• _EXCERPT_:

__________

This article reuses a lot of materials from the references. Please see the references for more details on ELBO.

Given a probability distribution density $p(X)$ and a latent variable $Z$, we have the marginalization of the join probability being

$$\int dZ p(X, Z) = p(X).$$

## Using Jensen’s Inequality

In many models, we are interested in the log probability density $\log p(X)$ which can be decomposed using an auxillary density of the latent variable $q(Z)$,

\begin{align} \log p(X) =& \log \int dZ p(X, Z) \\ =& \log \int dZ p(X, Z) \frac{q(Z)}{q(Z)} \\ =& \log \int dZ q(Z) \frac{p(X, Z)}{q(Z)} \\ =& \log \mathbb E_q \left[ \frac{p(X, Z)}{q(Z)} \right]. \end{align}

shows that

$$\log \mathbb E_q \left[ \frac{p(X, Z)}{q(Z)} \right] \geq \mathbb E_q \left[ \log\left(\frac{p(X, Z)}{q(Z)}\right) \right],$$

as $\log$ is a concave function.

__________

[Rows from a layout dataset]
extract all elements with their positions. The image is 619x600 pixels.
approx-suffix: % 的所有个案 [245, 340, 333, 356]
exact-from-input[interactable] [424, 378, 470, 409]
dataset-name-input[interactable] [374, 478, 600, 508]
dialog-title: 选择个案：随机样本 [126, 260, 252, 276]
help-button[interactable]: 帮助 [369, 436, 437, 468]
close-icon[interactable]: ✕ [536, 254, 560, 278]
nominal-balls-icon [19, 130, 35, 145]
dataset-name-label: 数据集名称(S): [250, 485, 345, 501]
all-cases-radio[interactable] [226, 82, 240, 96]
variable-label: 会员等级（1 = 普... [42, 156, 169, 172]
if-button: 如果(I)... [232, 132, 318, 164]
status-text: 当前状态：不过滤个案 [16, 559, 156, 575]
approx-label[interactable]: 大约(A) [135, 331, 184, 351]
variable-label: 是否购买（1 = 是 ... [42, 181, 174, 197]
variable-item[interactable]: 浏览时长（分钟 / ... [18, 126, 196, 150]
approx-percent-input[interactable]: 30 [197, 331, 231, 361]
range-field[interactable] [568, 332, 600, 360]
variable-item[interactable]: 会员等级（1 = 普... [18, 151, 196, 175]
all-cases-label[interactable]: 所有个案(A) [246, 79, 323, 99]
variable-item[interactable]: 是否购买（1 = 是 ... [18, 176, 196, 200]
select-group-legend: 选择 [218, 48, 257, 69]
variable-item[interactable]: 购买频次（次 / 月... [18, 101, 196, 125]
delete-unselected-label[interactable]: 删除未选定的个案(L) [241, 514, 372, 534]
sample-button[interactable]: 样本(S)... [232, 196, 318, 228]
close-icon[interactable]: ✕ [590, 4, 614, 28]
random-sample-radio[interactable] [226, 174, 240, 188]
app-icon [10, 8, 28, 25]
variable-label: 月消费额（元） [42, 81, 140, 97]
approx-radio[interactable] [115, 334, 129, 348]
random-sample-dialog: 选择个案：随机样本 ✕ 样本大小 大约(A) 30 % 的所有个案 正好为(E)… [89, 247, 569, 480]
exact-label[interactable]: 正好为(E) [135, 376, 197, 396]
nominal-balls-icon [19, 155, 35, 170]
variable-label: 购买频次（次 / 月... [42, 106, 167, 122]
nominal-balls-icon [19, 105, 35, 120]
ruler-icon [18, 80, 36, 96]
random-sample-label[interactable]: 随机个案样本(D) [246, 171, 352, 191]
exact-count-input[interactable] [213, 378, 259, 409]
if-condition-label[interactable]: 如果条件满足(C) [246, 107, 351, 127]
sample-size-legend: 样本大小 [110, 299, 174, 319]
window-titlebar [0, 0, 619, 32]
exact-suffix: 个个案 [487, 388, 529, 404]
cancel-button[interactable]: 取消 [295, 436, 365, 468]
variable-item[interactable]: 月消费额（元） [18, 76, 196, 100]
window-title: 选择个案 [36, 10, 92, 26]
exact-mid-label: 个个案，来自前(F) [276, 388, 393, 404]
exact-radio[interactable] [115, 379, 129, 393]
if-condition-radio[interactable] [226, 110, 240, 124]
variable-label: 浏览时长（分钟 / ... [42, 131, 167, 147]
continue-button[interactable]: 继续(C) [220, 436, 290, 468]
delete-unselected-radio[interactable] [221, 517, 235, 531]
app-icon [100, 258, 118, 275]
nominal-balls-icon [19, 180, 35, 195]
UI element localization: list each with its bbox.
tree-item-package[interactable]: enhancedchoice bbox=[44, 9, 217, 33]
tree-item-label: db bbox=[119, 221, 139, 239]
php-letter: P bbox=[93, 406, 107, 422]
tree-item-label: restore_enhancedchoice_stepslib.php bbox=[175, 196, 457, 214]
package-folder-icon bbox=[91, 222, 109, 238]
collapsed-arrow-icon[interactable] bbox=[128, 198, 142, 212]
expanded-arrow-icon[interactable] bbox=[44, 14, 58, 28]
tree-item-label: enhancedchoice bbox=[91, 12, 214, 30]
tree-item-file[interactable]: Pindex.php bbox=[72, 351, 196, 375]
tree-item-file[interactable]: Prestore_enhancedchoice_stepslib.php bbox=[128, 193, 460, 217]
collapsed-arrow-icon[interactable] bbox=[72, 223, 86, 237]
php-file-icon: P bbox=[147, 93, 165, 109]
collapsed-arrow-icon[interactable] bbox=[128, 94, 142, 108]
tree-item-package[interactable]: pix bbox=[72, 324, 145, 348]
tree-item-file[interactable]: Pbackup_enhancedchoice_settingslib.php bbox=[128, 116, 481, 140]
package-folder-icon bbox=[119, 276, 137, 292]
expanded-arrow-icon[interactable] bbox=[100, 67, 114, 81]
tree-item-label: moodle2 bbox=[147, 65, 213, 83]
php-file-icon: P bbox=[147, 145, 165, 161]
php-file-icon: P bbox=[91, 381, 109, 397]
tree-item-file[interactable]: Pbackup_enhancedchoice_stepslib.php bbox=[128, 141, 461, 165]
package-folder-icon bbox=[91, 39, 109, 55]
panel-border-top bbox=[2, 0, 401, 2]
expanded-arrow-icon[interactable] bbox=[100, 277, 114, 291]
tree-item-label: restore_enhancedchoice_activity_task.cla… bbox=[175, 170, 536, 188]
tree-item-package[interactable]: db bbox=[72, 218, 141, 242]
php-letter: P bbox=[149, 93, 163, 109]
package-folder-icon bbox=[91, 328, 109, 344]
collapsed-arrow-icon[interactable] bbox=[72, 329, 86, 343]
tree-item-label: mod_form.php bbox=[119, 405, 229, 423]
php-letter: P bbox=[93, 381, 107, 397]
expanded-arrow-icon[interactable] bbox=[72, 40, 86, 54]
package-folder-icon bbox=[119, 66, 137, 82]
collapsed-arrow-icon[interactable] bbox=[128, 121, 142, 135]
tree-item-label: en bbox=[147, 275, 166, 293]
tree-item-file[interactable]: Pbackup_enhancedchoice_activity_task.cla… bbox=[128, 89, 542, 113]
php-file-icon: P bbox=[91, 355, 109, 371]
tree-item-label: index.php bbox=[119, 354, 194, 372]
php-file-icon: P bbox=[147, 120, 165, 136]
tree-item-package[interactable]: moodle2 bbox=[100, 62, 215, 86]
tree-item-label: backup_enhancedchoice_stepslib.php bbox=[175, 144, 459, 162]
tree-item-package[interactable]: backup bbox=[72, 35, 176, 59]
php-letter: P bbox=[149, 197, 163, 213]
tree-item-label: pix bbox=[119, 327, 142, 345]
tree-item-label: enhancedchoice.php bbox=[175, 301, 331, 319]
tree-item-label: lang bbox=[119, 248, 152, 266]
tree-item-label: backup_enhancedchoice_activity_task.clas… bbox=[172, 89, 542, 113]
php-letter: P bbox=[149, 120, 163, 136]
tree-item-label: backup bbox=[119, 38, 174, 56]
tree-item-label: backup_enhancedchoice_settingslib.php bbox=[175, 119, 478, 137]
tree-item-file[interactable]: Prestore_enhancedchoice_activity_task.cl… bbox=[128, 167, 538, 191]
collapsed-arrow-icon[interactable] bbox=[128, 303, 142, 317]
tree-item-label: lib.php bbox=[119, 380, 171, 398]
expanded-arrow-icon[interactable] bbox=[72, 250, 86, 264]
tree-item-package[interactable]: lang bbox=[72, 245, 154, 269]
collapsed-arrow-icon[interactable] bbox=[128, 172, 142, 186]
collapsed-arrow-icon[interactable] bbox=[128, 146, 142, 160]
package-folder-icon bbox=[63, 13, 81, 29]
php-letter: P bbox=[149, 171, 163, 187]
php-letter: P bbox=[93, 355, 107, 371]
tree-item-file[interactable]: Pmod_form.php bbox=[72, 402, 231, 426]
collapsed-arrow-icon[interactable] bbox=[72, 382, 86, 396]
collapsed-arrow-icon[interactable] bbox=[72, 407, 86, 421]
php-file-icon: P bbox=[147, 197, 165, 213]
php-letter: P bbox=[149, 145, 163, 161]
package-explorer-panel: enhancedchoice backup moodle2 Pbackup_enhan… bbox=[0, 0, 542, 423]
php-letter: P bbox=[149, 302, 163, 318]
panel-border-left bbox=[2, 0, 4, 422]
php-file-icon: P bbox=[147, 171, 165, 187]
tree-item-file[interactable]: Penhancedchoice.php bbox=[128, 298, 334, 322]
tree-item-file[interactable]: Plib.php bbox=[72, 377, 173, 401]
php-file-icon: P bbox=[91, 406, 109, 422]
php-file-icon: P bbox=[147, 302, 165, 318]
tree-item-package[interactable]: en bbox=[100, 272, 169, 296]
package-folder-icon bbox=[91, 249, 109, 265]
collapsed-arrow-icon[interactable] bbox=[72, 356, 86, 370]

__________

• _TASK LIST_:
1. According to the ELBO excerpt, why is the log of the expectation greater than or equal to the expectation of the log?
2. Echo the ELBO excerpt from "## Using Jensen’s" to "a concave function.", reproducing each character of that span.

• _FULL SOLUTIONS_:
1. Because log is a concave function.

2.
## Using Jensen’s Inequality

In many models, we are interested in the log probability density $\log p(X)$ which can be decomposed using an auxillary density of the latent variable $q(Z)$,

\begin{align} \log p(X) =& \log \int dZ p(X, Z) \\ =& \log \int dZ p(X, Z) \frac{q(Z)}{q(Z)} \\ =& \log \int dZ q(Z) \frac{p(X, Z)}{q(Z)} \\ =& \log \mathbb E_q \left[ \frac{p(X, Z)}{q(Z)} \right]. \end{align}

shows that

$$\log \mathbb E_q \left[ \frac{p(X, Z)}{q(Z)} \right] \geq \mathbb E_q \left[ \log\left(\frac{p(X, Z)}{q(Z)}\right) \right],$$

as $\log$ is a concave function.